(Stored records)
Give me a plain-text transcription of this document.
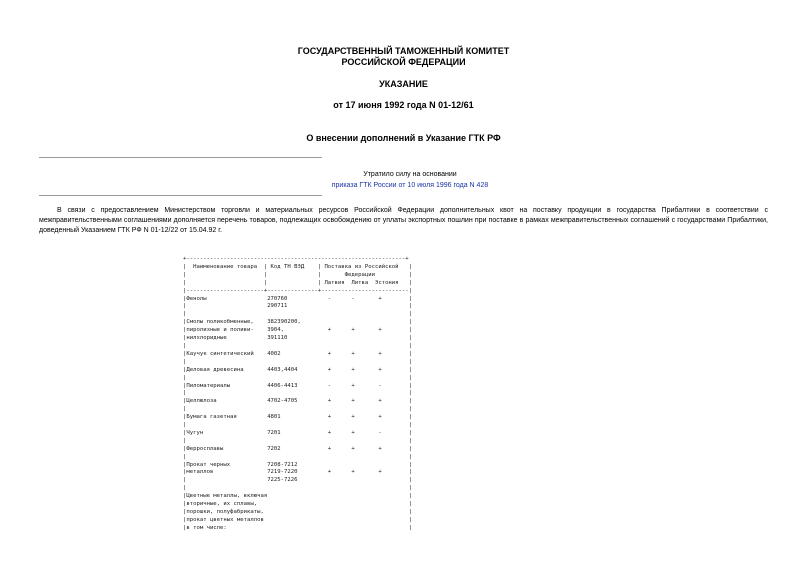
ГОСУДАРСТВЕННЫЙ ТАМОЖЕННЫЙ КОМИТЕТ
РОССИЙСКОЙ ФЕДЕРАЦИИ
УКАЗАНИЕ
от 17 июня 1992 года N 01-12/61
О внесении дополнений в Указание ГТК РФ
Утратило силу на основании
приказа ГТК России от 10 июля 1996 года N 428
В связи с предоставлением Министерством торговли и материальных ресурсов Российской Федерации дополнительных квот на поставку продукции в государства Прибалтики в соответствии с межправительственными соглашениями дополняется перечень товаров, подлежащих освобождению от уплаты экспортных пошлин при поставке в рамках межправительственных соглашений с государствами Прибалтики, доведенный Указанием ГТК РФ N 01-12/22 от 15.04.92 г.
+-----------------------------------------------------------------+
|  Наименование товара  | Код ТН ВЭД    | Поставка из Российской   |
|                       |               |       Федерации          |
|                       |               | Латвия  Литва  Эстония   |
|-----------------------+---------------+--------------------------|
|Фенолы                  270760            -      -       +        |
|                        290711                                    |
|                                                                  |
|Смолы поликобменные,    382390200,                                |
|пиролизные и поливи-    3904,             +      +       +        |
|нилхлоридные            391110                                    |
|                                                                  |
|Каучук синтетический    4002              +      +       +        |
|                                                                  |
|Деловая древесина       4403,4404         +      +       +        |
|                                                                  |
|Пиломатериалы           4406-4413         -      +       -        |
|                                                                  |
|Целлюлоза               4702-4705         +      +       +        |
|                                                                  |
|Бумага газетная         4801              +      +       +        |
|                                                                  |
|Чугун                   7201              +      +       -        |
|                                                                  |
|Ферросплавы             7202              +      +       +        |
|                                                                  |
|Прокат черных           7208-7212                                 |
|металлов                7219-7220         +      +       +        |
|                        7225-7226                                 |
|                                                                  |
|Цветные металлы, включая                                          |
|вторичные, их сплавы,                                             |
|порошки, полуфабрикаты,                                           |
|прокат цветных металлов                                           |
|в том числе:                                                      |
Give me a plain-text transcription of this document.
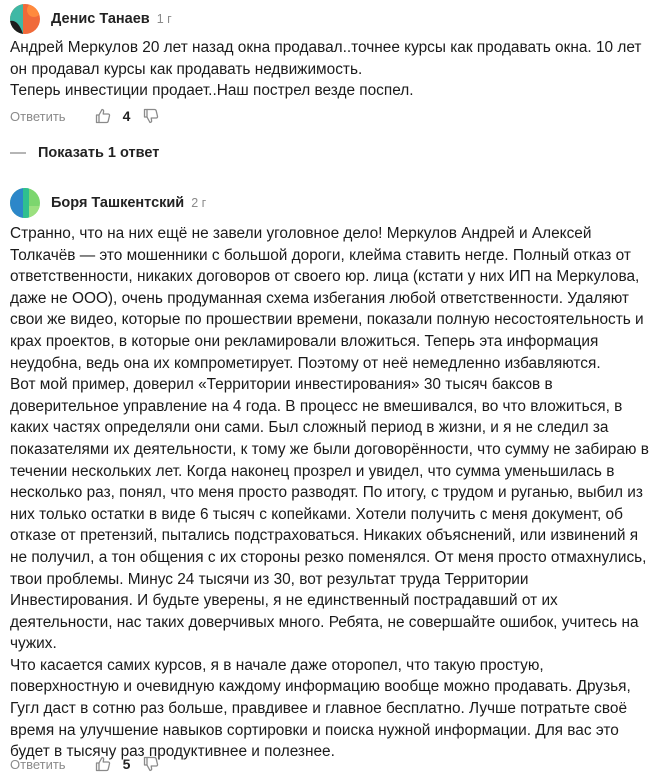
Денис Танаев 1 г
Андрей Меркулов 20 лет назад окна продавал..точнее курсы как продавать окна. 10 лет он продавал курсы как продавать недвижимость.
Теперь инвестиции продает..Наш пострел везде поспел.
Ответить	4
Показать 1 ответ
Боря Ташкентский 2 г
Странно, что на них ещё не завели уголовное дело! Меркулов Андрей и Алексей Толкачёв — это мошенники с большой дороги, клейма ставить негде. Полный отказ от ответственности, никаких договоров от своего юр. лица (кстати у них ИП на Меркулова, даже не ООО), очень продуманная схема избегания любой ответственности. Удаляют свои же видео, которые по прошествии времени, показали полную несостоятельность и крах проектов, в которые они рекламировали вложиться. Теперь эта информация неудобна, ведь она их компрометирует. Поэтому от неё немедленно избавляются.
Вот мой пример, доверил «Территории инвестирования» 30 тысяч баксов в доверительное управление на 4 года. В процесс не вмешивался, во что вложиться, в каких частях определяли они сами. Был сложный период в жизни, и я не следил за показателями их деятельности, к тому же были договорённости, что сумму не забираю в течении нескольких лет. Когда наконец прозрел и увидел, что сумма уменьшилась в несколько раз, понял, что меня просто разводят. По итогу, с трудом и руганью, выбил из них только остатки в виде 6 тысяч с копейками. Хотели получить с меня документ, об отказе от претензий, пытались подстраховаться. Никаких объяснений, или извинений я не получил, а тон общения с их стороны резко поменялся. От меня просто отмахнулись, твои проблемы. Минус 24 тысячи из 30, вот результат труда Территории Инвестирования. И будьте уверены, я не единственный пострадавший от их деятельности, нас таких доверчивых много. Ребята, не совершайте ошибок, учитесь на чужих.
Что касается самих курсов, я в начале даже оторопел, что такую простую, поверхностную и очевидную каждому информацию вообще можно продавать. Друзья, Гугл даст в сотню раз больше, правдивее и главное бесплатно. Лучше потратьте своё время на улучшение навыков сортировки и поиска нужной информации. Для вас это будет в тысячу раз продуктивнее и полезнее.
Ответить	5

• What is needed
Quote the entries in full. Any image among them is to be omitted from the copy.

• Solution to this task
Give me a plain-text transcription of this document.
ГОСУДАРСТВЕННЫЙ ТАМОЖЕННЫЙ КОМИТЕТ
РОССИЙСКОЙ ФЕДЕРАЦИИ
УКАЗАНИЕ
от 17 июня 1992 года N 01-12/61
О внесении дополнений в Указание ГТК РФ
Утратило силу на основании
приказа ГТК России от 10 июля 1996 года N 428
В связи с предоставлением Министерством торговли и материальных ресурсов Российской Федерации дополнительных квот на поставку продукции в государства Прибалтики в соответствии с межправительственными соглашениями дополняется перечень товаров, подлежащих освобождению от уплаты экспортных пошлин при поставке в рамках межправительственных соглашений с государствами Прибалтики, доведенный Указанием ГТК РФ N 01-12/22 от 15.04.92 г.
+-----------------------------------------------------------------+
|  Наименование товара  | Код ТН ВЭД    | Поставка из Российской   |
|                       |               |       Федерации          |
|                       |               | Латвия  Литва  Эстония   |
|-----------------------+---------------+--------------------------|
|Фенолы                  270760            -      -       +        |
|                        290711                                    |
|                                                                  |
|Смолы поликобменные,    382390200,                                |
|пиролизные и поливи-    3904,             +      +       +        |
|нилхлоридные            391110                                    |
|                                                                  |
|Каучук синтетический    4002              +      +       +        |
|                                                                  |
|Деловая древесина       4403,4404         +      +       +        |
|                                                                  |
|Пиломатериалы           4406-4413         -      +       -        |
|                                                                  |
|Целлюлоза               4702-4705         +      +       +        |
|                                                                  |
|Бумага газетная         4801              +      +       +        |
|                                                                  |
|Чугун                   7201              +      +       -        |
|                                                                  |
|Ферросплавы             7202              +      +       +        |
|                                                                  |
|Прокат черных           7208-7212                                 |
|металлов                7219-7220         +      +       +        |
|                        7225-7226                                 |
|                                                                  |
|Цветные металлы, включая                                          |
|вторичные, их сплавы,                                             |
|порошки, полуфабрикаты,                                           |
|прокат цветных металлов                                           |
|в том числе:                                                      |
Give me a plain-text transcription of this document.
Денис Танаев 1 г
Андрей Меркулов 20 лет назад окна продавал..точнее курсы как продавать окна. 10 лет он продавал курсы как продавать недвижимость.
Теперь инвестиции продает..Наш пострел везде поспел.
Ответить	4
Показать 1 ответ
Боря Ташкентский 2 г
Странно, что на них ещё не завели уголовное дело! Меркулов Андрей и Алексей Толкачёв — это мошенники с большой дороги, клейма ставить негде. Полный отказ от ответственности, никаких договоров от своего юр. лица (кстати у них ИП на Меркулова, даже не ООО), очень продуманная схема избегания любой ответственности. Удаляют свои же видео, которые по прошествии времени, показали полную несостоятельность и крах проектов, в которые они рекламировали вложиться. Теперь эта информация неудобна, ведь она их компрометирует. Поэтому от неё немедленно избавляются.
Вот мой пример, доверил «Территории инвестирования» 30 тысяч баксов в доверительное управление на 4 года. В процесс не вмешивался, во что вложиться, в каких частях определяли они сами. Был сложный период в жизни, и я не следил за показателями их деятельности, к тому же были договорённости, что сумму не забираю в течении нескольких лет. Когда наконец прозрел и увидел, что сумма уменьшилась в несколько раз, понял, что меня просто разводят. По итогу, с трудом и руганью, выбил из них только остатки в виде 6 тысяч с копейками. Хотели получить с меня документ, об отказе от претензий, пытались подстраховаться. Никаких объяснений, или извинений я не получил, а тон общения с их стороны резко поменялся. От меня просто отмахнулись, твои проблемы. Минус 24 тысячи из 30, вот результат труда Территории Инвестирования. И будьте уверены, я не единственный пострадавший от их деятельности, нас таких доверчивых много. Ребята, не совершайте ошибок, учитесь на чужих.
Что касается самих курсов, я в начале даже оторопел, что такую простую, поверхностную и очевидную каждому информацию вообще можно продавать. Друзья, Гугл даст в сотню раз больше, правдивее и главное бесплатно. Лучше потратьте своё время на улучшение навыков сортировки и поиска нужной информации. Для вас это будет в тысячу раз продуктивнее и полезнее.
Ответить	5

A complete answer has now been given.